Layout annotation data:
◇ ◇ ◇ ◇ ◇
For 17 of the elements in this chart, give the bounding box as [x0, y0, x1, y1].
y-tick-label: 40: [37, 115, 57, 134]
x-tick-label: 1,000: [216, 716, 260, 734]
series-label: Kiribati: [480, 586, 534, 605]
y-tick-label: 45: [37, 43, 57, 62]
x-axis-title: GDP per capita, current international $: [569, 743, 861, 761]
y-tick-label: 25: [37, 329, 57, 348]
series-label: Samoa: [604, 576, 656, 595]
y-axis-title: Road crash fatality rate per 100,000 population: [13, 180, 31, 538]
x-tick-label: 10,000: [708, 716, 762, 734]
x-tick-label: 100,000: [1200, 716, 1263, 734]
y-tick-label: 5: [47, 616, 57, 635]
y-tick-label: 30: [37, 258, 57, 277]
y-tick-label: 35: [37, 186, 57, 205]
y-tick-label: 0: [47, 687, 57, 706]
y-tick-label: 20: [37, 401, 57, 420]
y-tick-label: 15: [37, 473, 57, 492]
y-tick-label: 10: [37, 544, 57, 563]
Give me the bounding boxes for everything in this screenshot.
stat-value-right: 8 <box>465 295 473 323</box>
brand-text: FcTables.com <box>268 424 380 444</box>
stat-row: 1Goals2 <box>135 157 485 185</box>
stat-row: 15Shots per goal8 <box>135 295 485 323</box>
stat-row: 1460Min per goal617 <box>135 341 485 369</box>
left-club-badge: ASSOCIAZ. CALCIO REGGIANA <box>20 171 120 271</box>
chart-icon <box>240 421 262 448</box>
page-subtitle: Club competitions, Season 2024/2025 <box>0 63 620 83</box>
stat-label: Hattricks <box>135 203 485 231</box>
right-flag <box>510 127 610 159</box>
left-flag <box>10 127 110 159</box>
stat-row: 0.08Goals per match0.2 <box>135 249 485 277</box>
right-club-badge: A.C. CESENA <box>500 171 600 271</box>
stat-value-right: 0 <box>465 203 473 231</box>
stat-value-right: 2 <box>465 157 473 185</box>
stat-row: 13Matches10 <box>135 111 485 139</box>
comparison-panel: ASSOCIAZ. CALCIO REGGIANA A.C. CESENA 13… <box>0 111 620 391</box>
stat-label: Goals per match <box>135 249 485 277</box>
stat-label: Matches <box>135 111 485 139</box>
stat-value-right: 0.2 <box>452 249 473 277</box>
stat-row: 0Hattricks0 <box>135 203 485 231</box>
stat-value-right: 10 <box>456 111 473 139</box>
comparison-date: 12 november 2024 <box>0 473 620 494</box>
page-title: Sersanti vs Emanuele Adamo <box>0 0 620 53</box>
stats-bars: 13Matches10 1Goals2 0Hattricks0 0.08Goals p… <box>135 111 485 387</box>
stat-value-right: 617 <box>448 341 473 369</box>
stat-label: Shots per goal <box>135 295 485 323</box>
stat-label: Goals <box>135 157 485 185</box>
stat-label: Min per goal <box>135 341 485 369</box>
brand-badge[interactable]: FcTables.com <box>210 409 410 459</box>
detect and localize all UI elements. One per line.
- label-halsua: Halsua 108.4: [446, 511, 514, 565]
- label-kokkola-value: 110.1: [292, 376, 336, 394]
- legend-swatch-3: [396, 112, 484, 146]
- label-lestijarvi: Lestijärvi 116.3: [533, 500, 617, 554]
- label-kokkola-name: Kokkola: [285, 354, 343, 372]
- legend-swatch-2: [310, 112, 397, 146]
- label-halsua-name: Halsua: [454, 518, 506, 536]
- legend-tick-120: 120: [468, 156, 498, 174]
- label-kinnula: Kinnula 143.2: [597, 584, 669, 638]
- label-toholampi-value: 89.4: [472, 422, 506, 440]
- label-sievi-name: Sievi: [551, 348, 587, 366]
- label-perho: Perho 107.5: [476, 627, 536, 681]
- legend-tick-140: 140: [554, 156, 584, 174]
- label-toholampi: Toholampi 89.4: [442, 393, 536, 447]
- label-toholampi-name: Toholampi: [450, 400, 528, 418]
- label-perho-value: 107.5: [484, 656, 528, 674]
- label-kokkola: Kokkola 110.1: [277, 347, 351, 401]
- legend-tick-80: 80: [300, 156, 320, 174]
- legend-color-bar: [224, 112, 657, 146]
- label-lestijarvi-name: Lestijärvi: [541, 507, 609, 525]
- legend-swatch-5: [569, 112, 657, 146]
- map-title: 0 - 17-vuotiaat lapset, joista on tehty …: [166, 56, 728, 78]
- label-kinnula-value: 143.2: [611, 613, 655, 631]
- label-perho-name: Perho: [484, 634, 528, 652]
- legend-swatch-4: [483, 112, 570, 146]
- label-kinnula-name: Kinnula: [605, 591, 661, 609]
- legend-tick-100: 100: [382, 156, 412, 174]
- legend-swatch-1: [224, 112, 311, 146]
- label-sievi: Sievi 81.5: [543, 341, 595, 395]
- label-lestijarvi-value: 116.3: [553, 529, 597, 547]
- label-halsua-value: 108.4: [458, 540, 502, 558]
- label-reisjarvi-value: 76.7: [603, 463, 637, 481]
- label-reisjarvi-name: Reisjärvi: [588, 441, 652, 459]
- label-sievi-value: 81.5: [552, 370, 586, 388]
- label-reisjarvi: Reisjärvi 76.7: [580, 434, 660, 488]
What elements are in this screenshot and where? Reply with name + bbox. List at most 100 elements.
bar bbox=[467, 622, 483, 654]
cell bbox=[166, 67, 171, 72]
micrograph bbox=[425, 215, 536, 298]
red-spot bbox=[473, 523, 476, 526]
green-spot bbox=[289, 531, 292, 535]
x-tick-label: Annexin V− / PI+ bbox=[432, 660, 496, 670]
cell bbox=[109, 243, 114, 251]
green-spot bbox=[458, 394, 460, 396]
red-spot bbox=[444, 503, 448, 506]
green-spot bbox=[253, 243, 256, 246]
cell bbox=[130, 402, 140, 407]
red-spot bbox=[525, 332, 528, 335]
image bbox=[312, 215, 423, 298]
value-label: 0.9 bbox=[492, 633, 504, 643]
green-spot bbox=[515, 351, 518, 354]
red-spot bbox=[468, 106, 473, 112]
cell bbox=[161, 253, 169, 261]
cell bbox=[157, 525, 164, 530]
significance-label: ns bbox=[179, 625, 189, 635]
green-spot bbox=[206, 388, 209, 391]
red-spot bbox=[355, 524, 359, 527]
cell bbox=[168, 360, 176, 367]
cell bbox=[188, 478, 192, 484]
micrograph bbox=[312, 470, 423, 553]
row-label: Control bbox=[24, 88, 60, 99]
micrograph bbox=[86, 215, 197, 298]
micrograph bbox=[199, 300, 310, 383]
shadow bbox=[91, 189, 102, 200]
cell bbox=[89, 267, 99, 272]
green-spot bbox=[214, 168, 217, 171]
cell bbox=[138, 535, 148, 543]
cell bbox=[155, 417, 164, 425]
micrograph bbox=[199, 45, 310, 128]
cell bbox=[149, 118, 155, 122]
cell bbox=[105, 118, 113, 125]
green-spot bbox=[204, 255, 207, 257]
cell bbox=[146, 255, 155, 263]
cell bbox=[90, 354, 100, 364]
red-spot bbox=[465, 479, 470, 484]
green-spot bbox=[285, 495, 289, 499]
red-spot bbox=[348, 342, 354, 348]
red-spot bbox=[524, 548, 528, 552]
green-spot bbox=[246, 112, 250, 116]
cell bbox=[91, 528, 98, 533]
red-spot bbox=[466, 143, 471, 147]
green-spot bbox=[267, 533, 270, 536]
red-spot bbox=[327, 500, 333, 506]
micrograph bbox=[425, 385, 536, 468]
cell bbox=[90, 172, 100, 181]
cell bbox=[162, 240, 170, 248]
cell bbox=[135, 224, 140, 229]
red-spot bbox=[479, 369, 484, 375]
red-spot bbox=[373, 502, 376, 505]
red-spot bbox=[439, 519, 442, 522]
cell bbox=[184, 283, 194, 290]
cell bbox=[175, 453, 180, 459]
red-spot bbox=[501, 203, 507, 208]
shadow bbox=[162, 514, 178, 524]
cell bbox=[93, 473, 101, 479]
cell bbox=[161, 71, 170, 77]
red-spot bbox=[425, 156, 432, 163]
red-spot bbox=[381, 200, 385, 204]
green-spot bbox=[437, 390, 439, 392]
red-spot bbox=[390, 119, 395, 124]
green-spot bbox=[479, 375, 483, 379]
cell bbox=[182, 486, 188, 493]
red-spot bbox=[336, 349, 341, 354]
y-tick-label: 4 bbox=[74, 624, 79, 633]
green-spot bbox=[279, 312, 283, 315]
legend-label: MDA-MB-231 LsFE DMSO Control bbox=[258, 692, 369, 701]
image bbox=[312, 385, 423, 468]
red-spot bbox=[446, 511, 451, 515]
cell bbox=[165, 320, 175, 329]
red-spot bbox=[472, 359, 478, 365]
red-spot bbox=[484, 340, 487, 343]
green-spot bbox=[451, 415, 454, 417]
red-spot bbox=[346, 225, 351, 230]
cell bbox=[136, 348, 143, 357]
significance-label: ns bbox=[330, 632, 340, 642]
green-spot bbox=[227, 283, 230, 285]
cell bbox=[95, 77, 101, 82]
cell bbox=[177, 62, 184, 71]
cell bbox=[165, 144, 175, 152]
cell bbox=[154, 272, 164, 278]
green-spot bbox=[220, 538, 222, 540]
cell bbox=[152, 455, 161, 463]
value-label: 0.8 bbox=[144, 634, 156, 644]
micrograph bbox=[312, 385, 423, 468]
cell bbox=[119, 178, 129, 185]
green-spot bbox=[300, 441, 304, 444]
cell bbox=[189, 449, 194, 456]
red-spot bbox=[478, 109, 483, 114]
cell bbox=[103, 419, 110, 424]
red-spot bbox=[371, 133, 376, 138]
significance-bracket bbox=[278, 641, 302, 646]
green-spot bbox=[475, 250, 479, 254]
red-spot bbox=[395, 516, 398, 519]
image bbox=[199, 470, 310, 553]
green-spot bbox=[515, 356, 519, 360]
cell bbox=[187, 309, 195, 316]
◇ ◇ ◇ ◇ ◇
THE TASK:
Transcribe the listing word for word, from its first line through the line holding "y-tick-label: 45: [37, 43, 57, 62]", inclusive.

FULL SOLUTION:
For 17 of the elements in this chart, give the bounding box as [x0, y0, x1, y1].
y-tick-label: 40: [37, 115, 57, 134]
x-tick-label: 1,000: [216, 716, 260, 734]
series-label: Kiribati: [480, 586, 534, 605]
y-tick-label: 45: [37, 43, 57, 62]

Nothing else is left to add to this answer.